TASK DIRECTIONS:
In the listing below, find every line with the string "into" and pull it out.

DATA SHOWN:
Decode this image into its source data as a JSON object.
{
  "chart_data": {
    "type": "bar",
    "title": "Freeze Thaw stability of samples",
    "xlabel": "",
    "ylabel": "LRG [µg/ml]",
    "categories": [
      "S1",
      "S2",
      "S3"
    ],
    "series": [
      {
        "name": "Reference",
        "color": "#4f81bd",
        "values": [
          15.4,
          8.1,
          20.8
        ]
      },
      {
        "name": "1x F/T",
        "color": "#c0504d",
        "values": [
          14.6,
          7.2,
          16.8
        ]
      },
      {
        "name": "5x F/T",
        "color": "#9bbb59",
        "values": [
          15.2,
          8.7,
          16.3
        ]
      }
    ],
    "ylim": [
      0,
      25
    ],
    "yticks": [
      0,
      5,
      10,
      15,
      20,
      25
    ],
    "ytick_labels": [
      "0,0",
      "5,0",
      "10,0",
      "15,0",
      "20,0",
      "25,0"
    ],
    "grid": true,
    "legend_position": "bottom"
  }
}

...

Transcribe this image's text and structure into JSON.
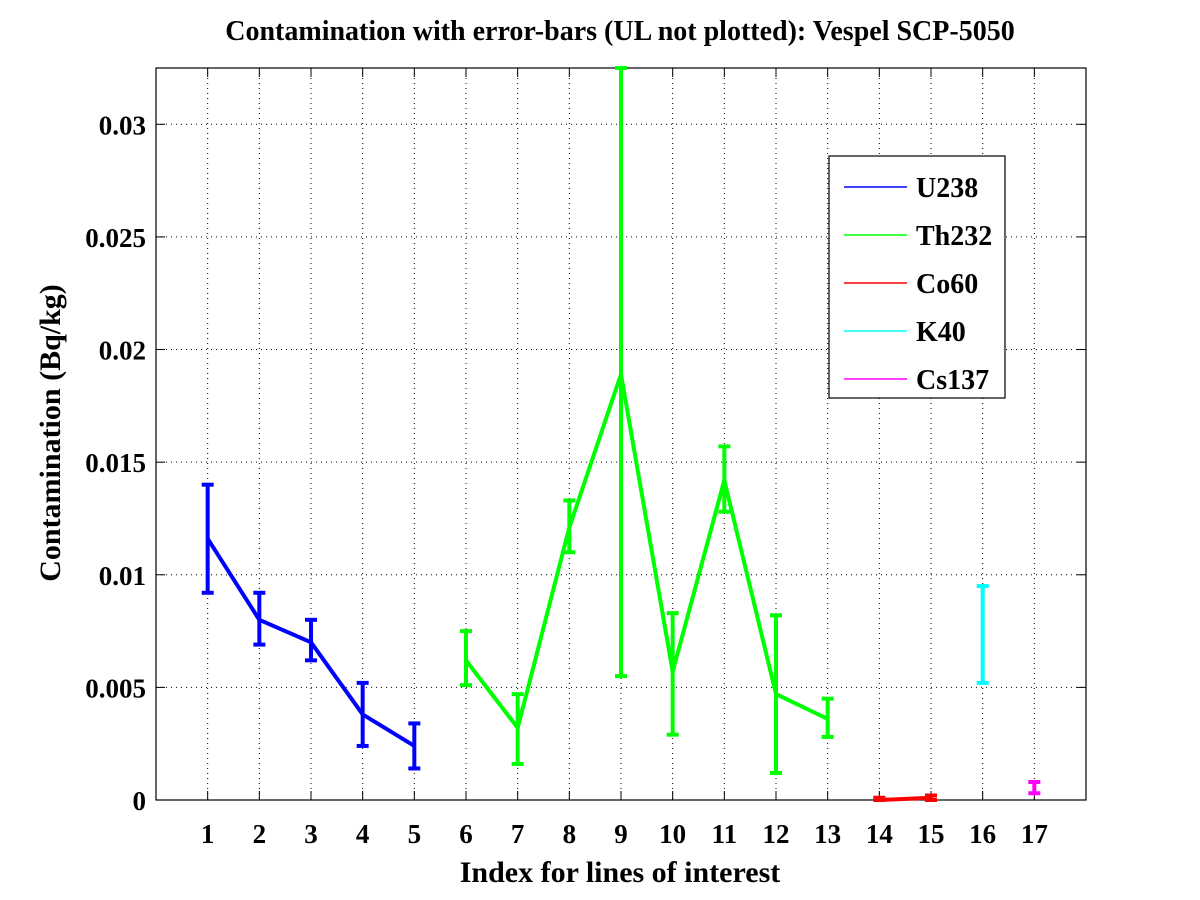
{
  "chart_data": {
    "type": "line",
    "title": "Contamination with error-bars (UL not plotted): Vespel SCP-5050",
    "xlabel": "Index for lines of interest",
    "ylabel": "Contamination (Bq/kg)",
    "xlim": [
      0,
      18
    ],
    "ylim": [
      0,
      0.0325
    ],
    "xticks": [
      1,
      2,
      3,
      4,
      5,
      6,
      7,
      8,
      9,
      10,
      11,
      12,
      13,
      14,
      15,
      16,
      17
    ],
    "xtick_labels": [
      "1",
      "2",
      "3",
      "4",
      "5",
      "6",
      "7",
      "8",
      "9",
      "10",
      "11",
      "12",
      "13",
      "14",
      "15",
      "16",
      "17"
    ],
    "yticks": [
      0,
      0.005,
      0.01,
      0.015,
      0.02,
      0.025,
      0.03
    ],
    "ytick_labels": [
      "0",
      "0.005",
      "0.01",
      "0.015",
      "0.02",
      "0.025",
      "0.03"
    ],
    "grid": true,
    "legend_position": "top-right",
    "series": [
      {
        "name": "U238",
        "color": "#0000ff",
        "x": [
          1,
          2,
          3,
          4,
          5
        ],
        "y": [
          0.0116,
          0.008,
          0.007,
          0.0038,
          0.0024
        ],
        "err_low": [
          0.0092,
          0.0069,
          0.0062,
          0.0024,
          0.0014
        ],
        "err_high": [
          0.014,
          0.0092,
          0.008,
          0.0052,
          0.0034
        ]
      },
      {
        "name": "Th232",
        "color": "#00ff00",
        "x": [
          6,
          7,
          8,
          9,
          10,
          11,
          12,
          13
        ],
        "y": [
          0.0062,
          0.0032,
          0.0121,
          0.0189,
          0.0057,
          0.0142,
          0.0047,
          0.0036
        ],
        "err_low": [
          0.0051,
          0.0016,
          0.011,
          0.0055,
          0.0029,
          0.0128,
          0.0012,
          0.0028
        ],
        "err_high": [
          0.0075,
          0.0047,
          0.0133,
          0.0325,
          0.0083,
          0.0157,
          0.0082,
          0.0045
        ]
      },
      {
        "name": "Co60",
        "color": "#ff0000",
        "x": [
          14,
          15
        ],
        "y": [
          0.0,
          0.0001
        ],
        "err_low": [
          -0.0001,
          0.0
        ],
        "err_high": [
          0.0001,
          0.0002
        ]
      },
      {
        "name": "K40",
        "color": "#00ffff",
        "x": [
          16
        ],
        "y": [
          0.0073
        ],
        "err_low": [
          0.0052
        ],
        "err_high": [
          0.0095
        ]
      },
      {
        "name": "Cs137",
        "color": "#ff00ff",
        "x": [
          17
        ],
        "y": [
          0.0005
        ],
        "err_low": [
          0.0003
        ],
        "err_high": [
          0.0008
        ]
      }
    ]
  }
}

---

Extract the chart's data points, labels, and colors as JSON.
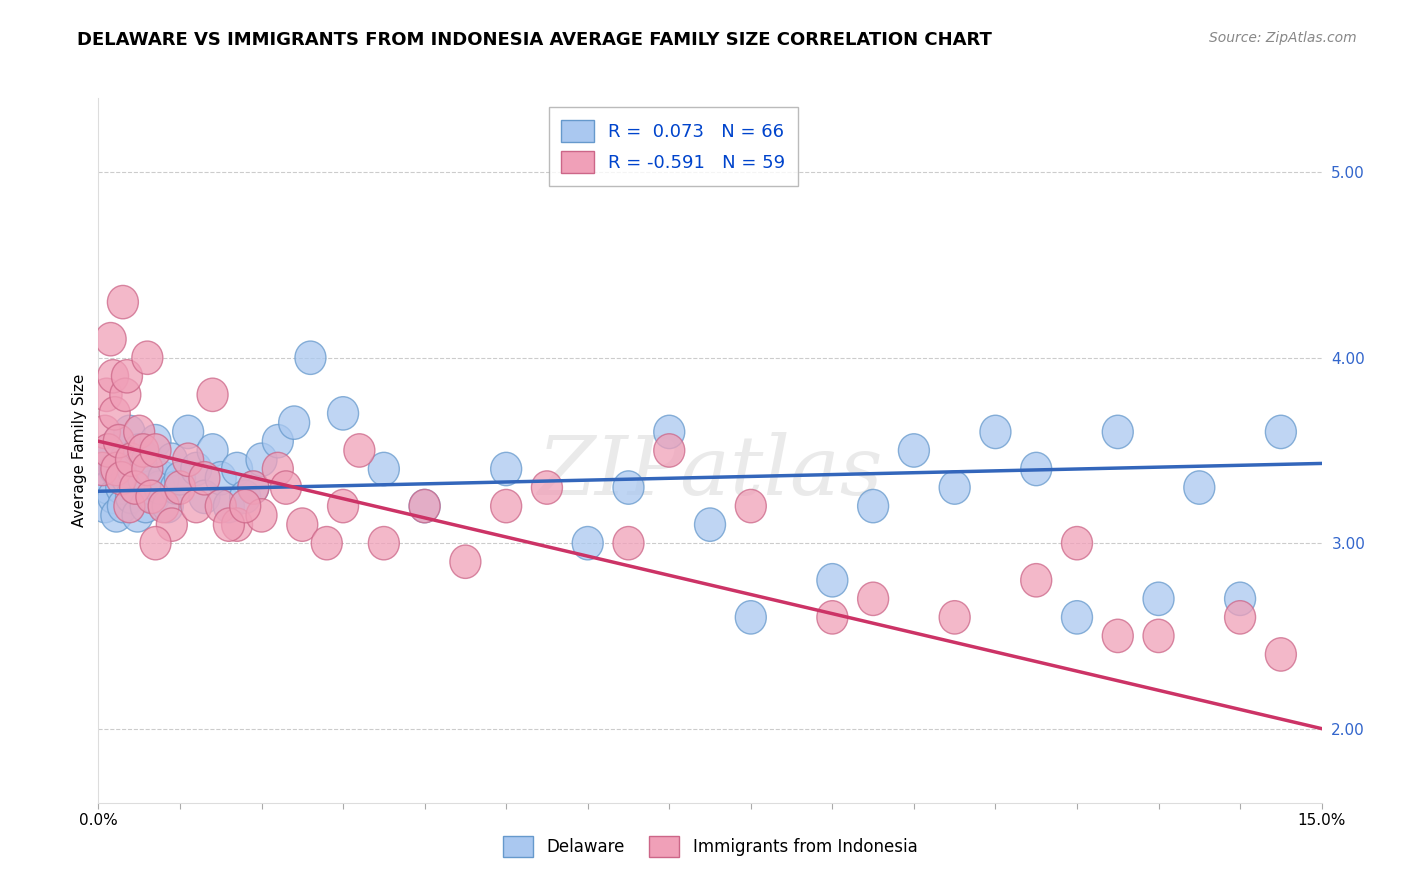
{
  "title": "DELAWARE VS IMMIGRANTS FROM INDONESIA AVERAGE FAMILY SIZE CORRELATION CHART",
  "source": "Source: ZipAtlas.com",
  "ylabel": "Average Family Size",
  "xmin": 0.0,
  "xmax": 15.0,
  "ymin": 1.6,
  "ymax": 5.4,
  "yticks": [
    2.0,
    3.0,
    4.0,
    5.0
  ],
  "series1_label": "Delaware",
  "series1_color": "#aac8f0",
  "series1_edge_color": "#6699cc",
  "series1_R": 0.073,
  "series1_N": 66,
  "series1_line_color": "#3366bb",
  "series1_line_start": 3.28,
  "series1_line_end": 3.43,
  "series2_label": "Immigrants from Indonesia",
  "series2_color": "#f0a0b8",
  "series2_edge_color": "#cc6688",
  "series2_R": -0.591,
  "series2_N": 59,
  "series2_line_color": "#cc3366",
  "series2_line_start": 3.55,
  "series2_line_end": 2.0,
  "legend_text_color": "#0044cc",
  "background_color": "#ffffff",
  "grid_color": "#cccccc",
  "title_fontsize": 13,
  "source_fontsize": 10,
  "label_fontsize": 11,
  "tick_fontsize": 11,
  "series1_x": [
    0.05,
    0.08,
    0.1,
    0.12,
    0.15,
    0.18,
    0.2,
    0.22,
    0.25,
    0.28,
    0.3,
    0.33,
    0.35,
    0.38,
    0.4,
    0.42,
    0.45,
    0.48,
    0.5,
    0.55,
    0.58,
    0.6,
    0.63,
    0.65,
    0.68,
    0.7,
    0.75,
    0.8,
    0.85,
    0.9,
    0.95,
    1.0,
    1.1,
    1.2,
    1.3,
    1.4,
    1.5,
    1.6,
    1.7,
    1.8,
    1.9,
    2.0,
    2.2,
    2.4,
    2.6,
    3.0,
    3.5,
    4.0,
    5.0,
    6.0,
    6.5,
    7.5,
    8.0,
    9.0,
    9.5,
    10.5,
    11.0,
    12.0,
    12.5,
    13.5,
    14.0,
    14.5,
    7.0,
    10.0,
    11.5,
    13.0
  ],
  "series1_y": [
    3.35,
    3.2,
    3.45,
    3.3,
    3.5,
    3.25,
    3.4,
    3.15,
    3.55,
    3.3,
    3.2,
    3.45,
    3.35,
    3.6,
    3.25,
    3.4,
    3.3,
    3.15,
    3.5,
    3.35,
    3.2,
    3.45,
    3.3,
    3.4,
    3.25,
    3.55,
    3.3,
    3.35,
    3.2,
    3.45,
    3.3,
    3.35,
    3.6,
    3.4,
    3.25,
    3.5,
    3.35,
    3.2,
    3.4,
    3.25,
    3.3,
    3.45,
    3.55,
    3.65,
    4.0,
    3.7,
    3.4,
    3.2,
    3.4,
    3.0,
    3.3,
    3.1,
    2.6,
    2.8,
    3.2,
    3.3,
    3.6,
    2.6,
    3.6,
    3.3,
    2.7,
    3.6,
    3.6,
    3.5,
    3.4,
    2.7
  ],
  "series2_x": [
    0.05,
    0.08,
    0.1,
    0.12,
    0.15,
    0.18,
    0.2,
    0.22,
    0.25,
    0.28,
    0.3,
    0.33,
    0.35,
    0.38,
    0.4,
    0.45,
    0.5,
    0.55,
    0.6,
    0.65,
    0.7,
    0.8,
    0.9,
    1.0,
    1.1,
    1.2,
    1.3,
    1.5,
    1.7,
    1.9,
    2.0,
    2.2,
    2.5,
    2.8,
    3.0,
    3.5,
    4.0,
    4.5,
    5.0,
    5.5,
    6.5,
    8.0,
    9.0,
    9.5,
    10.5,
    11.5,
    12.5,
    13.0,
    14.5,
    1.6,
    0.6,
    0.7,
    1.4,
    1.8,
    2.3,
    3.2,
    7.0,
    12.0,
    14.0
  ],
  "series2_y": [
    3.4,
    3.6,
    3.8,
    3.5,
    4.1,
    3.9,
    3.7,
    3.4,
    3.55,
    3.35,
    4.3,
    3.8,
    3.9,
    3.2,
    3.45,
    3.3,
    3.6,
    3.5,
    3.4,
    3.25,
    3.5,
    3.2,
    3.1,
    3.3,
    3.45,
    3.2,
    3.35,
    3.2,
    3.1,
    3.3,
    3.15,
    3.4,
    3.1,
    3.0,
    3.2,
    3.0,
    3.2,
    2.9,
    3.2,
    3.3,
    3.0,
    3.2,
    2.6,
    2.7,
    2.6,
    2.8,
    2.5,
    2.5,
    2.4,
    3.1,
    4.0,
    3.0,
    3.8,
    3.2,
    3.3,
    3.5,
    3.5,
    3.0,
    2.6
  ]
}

EXPECTED ANSWER:
Decode this image into its source data as a JSON object.
Transcribe this image's text and structure into JSON.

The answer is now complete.